▶ [CONSIGNES]
1: Dans le texte sur les travailleurs chinois au Cambodge, quel salaire mensuel Wang Li touche-t-elle pour préparer les déjeuners du personnel chinois ?
2: Reproduisez à l'identique un passage du texte sur les travailleurs chinois au Cambodge : partez des mots « La communication crée » et arrêtez-vous après « qu’il se passe. ».

▶ [TEXTE SOURCE]
- - - - - - -
Les travailleurs chinois bénéficient de certaines commodités de leur ville natale : Wang Li, une femme de 33 ans qui a suivi son mari à l’étranger, prépare chaque jour les déjeuners du personnel chinois du site pour un salaire de 500 dollars US par mois (437 euros). Elle projette de retourner dans la province de Tchongking pour s’occuper de ses trois enfants. C’est à cet effet qu’elle forme un chef cambodgien qui est payé 200 dollars US (175 euros).

La communication crée un fossé entre les travailleurs. Les équipes doivent donc trouver des solutions créatives pour y remédier. Même si Lo Vet, le Cambodgien engagé pour aider à gérer les bureaux et les appartements de la Diamond Twin Tower de Koh Pich qui est presque terminée, parle couramment l’anglais, il ne peut communiquer avec les spécialistes chinois en éclairage travaillant actuellement dans les étages supérieurs du bâtiment. Donc, s’ils rencontrent un problème dans le câblage ou les murs, ils envoient une photo par SMS et il accourt à l’étage pour voir ce qu’il se passe.

La fin de l’impunité des sous-traitants

La préoccupation la plus immédiate du BWTUC est que les sous-traitants soient tenus responsables des salaires des travailleurs cambodgiens. La même semaine où il rencontrait Equal Times en janvier, M. Sou déclarait qu’il déposerait une plainte au nom de travailleurs cambodgiens qui travaillaient pour un sous-traitant chinois à Phnom Penh. Les travailleurs affirmaient que leur patron retenait plus de 30.000 dollars US en salaires impayés (26.249 euros). Souvent, les sous-traitants — en particulier les entreprises étrangères — ne s’enregistrent pas auprès du gouvernement cambodgien, ce qui leur permet de contourner les exigences du droit des travailleurs et les tribunaux n’ont pas la capacité de les poursuivre en justice.

« Le sous-traitant chinois déclare toujours que “nous n’avons aucune obligation et vous pouvez porter plainte contre qui vous voudrez et ils s’en fichent”, puis ils échappent à toute responsabilité », explique M. Sou.
- - - - - - -
▶ [INFORMATIONS EXTRAITES]
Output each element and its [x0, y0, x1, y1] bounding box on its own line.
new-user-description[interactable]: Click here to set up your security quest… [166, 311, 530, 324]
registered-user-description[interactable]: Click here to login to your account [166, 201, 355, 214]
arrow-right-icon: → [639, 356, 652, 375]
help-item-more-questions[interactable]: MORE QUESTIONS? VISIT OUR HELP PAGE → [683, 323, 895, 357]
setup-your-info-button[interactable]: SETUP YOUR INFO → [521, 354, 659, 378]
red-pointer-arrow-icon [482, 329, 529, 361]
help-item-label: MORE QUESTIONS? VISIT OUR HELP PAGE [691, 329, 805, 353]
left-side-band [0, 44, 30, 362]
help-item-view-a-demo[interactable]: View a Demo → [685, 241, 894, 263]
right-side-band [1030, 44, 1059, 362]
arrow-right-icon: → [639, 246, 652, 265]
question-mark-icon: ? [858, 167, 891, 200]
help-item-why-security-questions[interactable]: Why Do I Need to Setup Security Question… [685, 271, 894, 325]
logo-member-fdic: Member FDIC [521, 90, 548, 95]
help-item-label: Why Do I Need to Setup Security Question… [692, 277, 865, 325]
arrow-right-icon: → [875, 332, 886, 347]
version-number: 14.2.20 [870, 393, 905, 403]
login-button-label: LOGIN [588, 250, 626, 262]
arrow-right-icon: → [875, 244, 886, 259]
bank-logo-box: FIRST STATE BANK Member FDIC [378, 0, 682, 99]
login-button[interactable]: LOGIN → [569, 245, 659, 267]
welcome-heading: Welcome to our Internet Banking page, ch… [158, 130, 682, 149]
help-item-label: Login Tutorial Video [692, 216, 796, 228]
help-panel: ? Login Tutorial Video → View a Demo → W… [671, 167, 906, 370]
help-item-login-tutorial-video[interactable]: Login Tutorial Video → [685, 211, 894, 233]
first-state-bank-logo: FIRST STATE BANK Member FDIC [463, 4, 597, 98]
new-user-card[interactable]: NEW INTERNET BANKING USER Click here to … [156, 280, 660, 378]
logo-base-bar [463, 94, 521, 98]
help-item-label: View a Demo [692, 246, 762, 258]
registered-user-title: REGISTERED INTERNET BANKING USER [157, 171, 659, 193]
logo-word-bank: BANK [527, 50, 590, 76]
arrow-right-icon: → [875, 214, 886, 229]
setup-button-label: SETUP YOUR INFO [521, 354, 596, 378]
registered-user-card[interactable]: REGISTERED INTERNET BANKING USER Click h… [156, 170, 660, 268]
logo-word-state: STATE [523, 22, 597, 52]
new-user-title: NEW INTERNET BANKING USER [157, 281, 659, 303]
- - - - - - -
▶ [RÉPONSES]
1: 500 dollars US par mois (437 euros).

2:
La communication crée un fossé entre les travailleurs. Les équipes doivent donc trouver des solutions créatives pour y remédier. Même si Lo Vet, le Cambodgien engagé pour aider à gérer les bureaux et les appartements de la Diamond Twin Tower de Koh Pich qui est presque terminée, parle couramment l’anglais, il ne peut communiquer avec les spécialistes chinois en éclairage travaillant actuellement dans les étages supérieurs du bâtiment. Donc, s’ils rencontrent un problème dans le câblage ou les murs, ils envoient une photo par SMS et il accourt à l’étage pour voir ce qu’il se passe.